Records excerpted from a collection:
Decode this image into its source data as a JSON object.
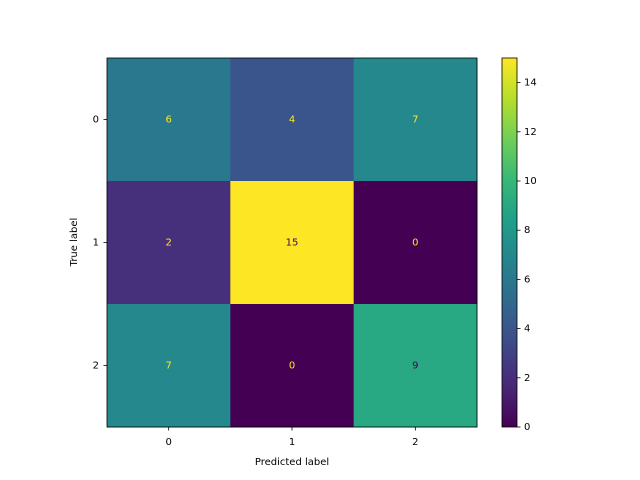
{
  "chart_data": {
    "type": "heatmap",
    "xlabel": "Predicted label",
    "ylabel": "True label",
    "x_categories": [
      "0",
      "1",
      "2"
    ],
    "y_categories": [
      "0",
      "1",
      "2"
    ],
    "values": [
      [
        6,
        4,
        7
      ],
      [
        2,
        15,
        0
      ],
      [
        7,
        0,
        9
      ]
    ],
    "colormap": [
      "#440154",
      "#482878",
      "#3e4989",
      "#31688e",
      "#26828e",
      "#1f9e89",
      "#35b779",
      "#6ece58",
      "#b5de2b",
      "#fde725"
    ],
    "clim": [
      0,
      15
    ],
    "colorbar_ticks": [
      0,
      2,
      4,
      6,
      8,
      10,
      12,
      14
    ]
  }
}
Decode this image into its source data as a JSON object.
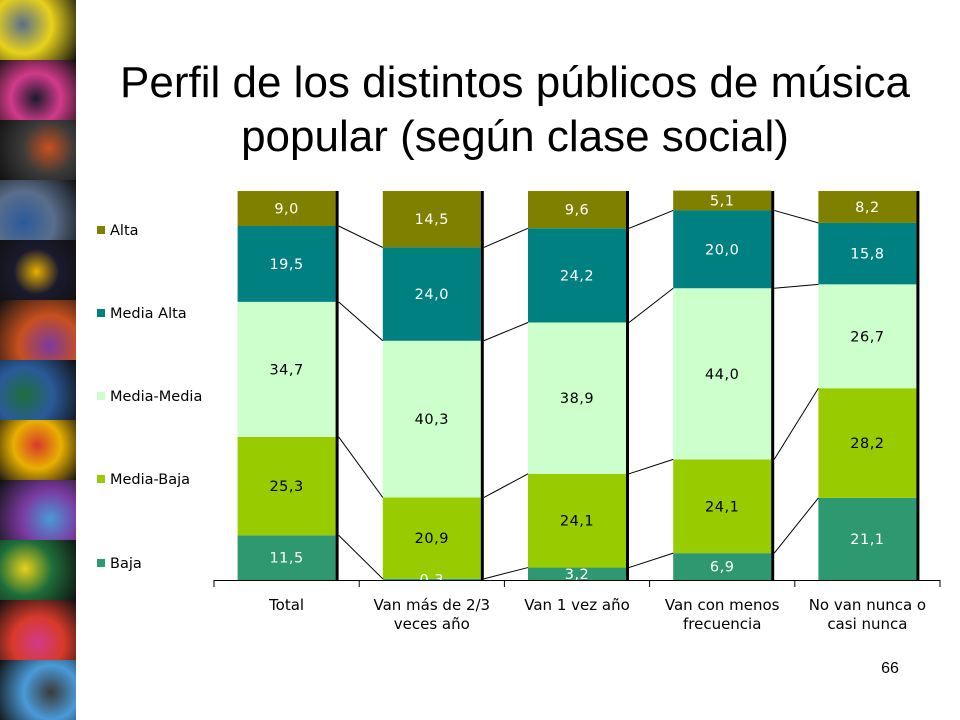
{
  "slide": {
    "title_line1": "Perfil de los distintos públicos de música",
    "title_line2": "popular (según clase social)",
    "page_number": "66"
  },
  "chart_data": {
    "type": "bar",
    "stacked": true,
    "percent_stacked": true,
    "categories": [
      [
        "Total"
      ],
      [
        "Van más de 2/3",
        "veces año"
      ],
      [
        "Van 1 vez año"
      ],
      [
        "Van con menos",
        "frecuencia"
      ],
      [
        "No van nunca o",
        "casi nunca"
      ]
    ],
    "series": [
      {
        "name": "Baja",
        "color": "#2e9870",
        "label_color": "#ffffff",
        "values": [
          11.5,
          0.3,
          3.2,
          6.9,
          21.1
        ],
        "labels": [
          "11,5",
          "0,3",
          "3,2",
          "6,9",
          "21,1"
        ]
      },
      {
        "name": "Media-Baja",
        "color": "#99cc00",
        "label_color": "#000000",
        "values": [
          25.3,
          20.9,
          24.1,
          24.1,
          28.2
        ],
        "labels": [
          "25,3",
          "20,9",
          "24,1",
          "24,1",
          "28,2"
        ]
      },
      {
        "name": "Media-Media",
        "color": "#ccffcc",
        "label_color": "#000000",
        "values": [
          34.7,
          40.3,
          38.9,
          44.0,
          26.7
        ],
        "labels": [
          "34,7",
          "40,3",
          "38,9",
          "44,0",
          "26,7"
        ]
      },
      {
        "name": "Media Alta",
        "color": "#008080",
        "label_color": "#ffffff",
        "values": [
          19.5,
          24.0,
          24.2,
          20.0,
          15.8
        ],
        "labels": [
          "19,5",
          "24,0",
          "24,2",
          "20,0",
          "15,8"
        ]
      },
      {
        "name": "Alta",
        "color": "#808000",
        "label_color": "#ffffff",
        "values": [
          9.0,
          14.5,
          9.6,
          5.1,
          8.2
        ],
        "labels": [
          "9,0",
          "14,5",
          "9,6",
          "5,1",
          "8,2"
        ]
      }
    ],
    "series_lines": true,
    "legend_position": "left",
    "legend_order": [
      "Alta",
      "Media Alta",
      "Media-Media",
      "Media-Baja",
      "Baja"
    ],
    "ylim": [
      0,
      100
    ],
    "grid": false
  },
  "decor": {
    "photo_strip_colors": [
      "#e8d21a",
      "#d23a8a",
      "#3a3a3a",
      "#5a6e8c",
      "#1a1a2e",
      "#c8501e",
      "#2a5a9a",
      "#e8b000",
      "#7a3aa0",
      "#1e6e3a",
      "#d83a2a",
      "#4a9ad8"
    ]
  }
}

- To do -
Print each record exactly as it stands, leaving the images out.

- Output for this exercise -
Decode this image into its source data as a JSON object.
{
  "chart_data": {
    "type": "heatmap",
    "xlabel": "Predicted label",
    "ylabel": "True label",
    "x_categories": [
      "0",
      "1",
      "2"
    ],
    "y_categories": [
      "0",
      "1",
      "2"
    ],
    "values": [
      [
        6,
        4,
        7
      ],
      [
        2,
        15,
        0
      ],
      [
        7,
        0,
        9
      ]
    ],
    "colormap": [
      "#440154",
      "#482878",
      "#3e4989",
      "#31688e",
      "#26828e",
      "#1f9e89",
      "#35b779",
      "#6ece58",
      "#b5de2b",
      "#fde725"
    ],
    "clim": [
      0,
      15
    ],
    "colorbar_ticks": [
      0,
      2,
      4,
      6,
      8,
      10,
      12,
      14
    ]
  }
}
Decode this image into its source data as a JSON object.
{
  "slide": {
    "title_line1": "Perfil de los distintos públicos de música",
    "title_line2": "popular (según clase social)",
    "page_number": "66"
  },
  "chart_data": {
    "type": "bar",
    "stacked": true,
    "percent_stacked": true,
    "categories": [
      [
        "Total"
      ],
      [
        "Van más de 2/3",
        "veces año"
      ],
      [
        "Van 1 vez año"
      ],
      [
        "Van con menos",
        "frecuencia"
      ],
      [
        "No van nunca o",
        "casi nunca"
      ]
    ],
    "series": [
      {
        "name": "Baja",
        "color": "#2e9870",
        "label_color": "#ffffff",
        "values": [
          11.5,
          0.3,
          3.2,
          6.9,
          21.1
        ],
        "labels": [
          "11,5",
          "0,3",
          "3,2",
          "6,9",
          "21,1"
        ]
      },
      {
        "name": "Media-Baja",
        "color": "#99cc00",
        "label_color": "#000000",
        "values": [
          25.3,
          20.9,
          24.1,
          24.1,
          28.2
        ],
        "labels": [
          "25,3",
          "20,9",
          "24,1",
          "24,1",
          "28,2"
        ]
      },
      {
        "name": "Media-Media",
        "color": "#ccffcc",
        "label_color": "#000000",
        "values": [
          34.7,
          40.3,
          38.9,
          44.0,
          26.7
        ],
        "labels": [
          "34,7",
          "40,3",
          "38,9",
          "44,0",
          "26,7"
        ]
      },
      {
        "name": "Media Alta",
        "color": "#008080",
        "label_color": "#ffffff",
        "values": [
          19.5,
          24.0,
          24.2,
          20.0,
          15.8
        ],
        "labels": [
          "19,5",
          "24,0",
          "24,2",
          "20,0",
          "15,8"
        ]
      },
      {
        "name": "Alta",
        "color": "#808000",
        "label_color": "#ffffff",
        "values": [
          9.0,
          14.5,
          9.6,
          5.1,
          8.2
        ],
        "labels": [
          "9,0",
          "14,5",
          "9,6",
          "5,1",
          "8,2"
        ]
      }
    ],
    "series_lines": true,
    "legend_position": "left",
    "legend_order": [
      "Alta",
      "Media Alta",
      "Media-Media",
      "Media-Baja",
      "Baja"
    ],
    "ylim": [
      0,
      100
    ],
    "grid": false
  },
  "decor": {
    "photo_strip_colors": [
      "#e8d21a",
      "#d23a8a",
      "#3a3a3a",
      "#5a6e8c",
      "#1a1a2e",
      "#c8501e",
      "#2a5a9a",
      "#e8b000",
      "#7a3aa0",
      "#1e6e3a",
      "#d83a2a",
      "#4a9ad8"
    ]
  }
}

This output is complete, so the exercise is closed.